(Element and region data)
================

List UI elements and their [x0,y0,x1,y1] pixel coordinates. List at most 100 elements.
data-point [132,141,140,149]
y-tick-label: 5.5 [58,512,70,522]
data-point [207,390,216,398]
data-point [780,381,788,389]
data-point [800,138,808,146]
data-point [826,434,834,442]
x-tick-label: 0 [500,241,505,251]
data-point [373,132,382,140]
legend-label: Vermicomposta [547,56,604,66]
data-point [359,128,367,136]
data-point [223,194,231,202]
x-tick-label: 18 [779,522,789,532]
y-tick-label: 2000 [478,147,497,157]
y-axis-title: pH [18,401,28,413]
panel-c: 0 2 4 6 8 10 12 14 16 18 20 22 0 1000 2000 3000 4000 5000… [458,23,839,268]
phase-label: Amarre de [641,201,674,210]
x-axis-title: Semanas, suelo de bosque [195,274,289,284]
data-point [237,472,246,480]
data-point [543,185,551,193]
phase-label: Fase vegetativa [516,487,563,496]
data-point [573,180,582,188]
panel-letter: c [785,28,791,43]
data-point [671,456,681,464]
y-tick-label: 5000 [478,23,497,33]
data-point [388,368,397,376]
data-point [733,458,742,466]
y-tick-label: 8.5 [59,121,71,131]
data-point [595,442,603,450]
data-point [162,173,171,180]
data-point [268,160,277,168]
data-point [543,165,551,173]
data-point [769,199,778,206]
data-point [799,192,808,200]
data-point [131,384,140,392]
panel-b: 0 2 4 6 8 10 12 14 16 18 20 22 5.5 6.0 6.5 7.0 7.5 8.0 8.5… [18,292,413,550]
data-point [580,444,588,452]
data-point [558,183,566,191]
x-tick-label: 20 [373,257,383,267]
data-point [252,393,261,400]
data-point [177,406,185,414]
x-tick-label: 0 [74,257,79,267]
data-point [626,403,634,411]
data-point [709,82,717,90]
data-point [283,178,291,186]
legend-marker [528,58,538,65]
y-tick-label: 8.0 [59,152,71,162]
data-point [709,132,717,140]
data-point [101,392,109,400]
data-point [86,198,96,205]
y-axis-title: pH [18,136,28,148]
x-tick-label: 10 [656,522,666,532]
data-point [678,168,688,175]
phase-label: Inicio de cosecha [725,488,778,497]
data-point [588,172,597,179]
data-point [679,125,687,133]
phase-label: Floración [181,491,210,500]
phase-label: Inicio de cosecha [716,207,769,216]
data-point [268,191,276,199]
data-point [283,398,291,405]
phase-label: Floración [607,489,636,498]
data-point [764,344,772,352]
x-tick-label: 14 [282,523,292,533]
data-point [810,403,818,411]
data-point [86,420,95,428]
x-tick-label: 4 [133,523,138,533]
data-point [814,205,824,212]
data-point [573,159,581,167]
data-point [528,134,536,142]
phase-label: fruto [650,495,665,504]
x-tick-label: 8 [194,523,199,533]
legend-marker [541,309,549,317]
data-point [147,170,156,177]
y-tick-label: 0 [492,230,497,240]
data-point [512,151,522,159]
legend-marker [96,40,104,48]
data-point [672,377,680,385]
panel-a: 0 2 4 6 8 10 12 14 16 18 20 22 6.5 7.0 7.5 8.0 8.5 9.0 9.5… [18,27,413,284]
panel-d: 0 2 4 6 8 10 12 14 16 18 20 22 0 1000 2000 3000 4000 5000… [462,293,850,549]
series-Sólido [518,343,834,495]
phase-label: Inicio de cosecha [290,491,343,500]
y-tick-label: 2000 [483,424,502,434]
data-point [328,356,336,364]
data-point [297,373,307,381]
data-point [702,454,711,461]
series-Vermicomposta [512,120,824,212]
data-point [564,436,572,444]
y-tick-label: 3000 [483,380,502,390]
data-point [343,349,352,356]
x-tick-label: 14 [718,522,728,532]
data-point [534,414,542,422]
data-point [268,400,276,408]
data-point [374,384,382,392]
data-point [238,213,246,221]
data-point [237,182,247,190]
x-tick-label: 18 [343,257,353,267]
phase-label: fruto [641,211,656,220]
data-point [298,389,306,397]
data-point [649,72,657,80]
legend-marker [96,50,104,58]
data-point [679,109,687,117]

================

• [Task requirements]
Please retype every line of the records above without any changes.

• [Output below]
List UI elements and their [x0,y0,x1,y1] pixel coordinates. List at most 100 elements.
data-point [132,141,140,149]
y-tick-label: 5.5 [58,512,70,522]
data-point [207,390,216,398]
data-point [780,381,788,389]
data-point [800,138,808,146]
data-point [826,434,834,442]
x-tick-label: 0 [500,241,505,251]
data-point [373,132,382,140]
legend-label: Vermicomposta [547,56,604,66]
data-point [359,128,367,136]
data-point [223,194,231,202]
x-tick-label: 18 [779,522,789,532]
y-tick-label: 2000 [478,147,497,157]
y-axis-title: pH [18,401,28,413]
panel-c: 0 2 4 6 8 10 12 14 16 18 20 22 0 1000 2000 3000 4000 5000… [458,23,839,268]
phase-label: Amarre de [641,201,674,210]
x-axis-title: Semanas, suelo de bosque [195,274,289,284]
data-point [237,472,246,480]
data-point [543,185,551,193]
phase-label: Fase vegetativa [516,487,563,496]
data-point [573,180,582,188]
panel-letter: c [785,28,791,43]
data-point [671,456,681,464]
y-tick-label: 5000 [478,23,497,33]
data-point [388,368,397,376]
data-point [733,458,742,466]
y-tick-label: 8.5 [59,121,71,131]
data-point [595,442,603,450]
data-point [162,173,171,180]
data-point [268,160,277,168]
data-point [543,165,551,173]
data-point [769,199,778,206]
data-point [799,192,808,200]
data-point [131,384,140,392]
panel-b: 0 2 4 6 8 10 12 14 16 18 20 22 5.5 6.0 6.5 7.0 7.5 8.0 8.5… [18,292,413,550]
data-point [580,444,588,452]
data-point [558,183,566,191]
x-tick-label: 20 [373,257,383,267]
data-point [252,393,261,400]
data-point [177,406,185,414]
x-tick-label: 0 [74,257,79,267]
data-point [626,403,634,411]
data-point [709,82,717,90]
data-point [283,178,291,186]
legend-marker [528,58,538,65]
y-tick-label: 8.0 [59,152,71,162]
data-point [709,132,717,140]
data-point [101,392,109,400]
data-point [86,198,96,205]
y-axis-title: pH [18,136,28,148]
x-tick-label: 10 [656,522,666,532]
data-point [678,168,688,175]
phase-label: Inicio de cosecha [725,488,778,497]
data-point [588,172,597,179]
data-point [679,125,687,133]
phase-label: Floración [181,491,210,500]
phase-label: Inicio de cosecha [716,207,769,216]
data-point [268,191,276,199]
data-point [283,398,291,405]
phase-label: Floración [607,489,636,498]
data-point [764,344,772,352]
x-tick-label: 14 [282,523,292,533]
data-point [810,403,818,411]
data-point [86,420,95,428]
x-tick-label: 4 [133,523,138,533]
data-point [814,205,824,212]
data-point [573,159,581,167]
data-point [528,134,536,142]
phase-label: fruto [650,495,665,504]
x-tick-label: 8 [194,523,199,533]
legend-marker [541,309,549,317]
data-point [147,170,156,177]
y-tick-label: 0 [492,230,497,240]
data-point [512,151,522,159]
legend-marker [96,40,104,48]
data-point [672,377,680,385]
panel-a: 0 2 4 6 8 10 12 14 16 18 20 22 6.5 7.0 7.5 8.0 8.5 9.0 9.5… [18,27,413,284]
panel-d: 0 2 4 6 8 10 12 14 16 18 20 22 0 1000 2000 3000 4000 5000… [462,293,850,549]
series-Sólido [518,343,834,495]
phase-label: Inicio de cosecha [290,491,343,500]
y-tick-label: 2000 [483,424,502,434]
data-point [328,356,336,364]
data-point [297,373,307,381]
data-point [702,454,711,461]
series-Vermicomposta [512,120,824,212]
data-point [564,436,572,444]
y-tick-label: 3000 [483,380,502,390]
data-point [343,349,352,356]
x-tick-label: 14 [718,522,728,532]
data-point [534,414,542,422]
data-point [268,400,276,408]
data-point [374,384,382,392]
data-point [238,213,246,221]
data-point [237,182,247,190]
x-tick-label: 18 [343,257,353,267]
phase-label: fruto [641,211,656,220]
data-point [298,389,306,397]
data-point [649,72,657,80]
legend-marker [96,50,104,58]
data-point [679,109,687,117]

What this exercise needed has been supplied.